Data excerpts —
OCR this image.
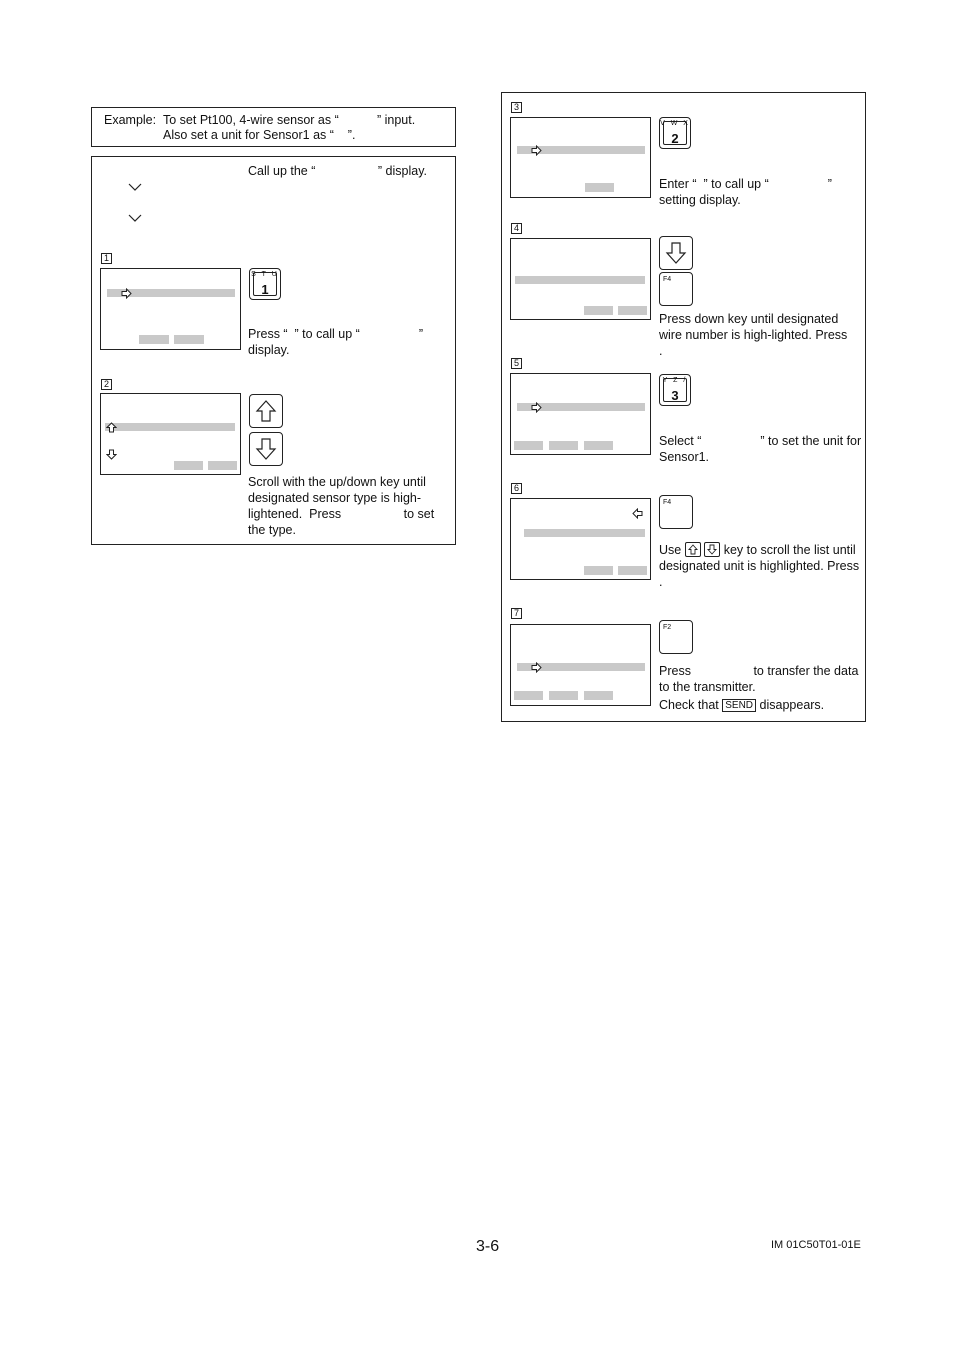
Example: To set Pt100, 4-wire sensor as “           ” input.
Also set a unit for Sensor1 as “    ”.
Call up the “                  ” display.
1
S T U
1
Press “  ” to call up “                 ” display.
2
Scroll with the up/down key until designated sensor type is high-lightened.  Press                  to set the type.
3
V W X
2
Enter “  ” to call up “                 ” setting display.
4
F4
Press down key until designated wire number is high-lighted. Press                   .
5
Y Z /
3
Select “                 ” to set the unit for Sensor1.
6
F4
Use
	key to scroll the list until designated unit is highlighted. Press                  .
7
F2
Press                  to transfer the data to the transmitter.
Check that SEND disappears.
3-6	IM 01C50T01-01E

GIVEN REQUEST —
Pick out every line of the listing containing the word "designated", and show those lines.

TASK RESULT —
Scroll with the up/down key until designated sensor type is high-lightened.  Press                  to set the type.
Press down key until designated wire number is high-lighted. Press                   .
	key to scroll the list until designated unit is highlighted. Press                  .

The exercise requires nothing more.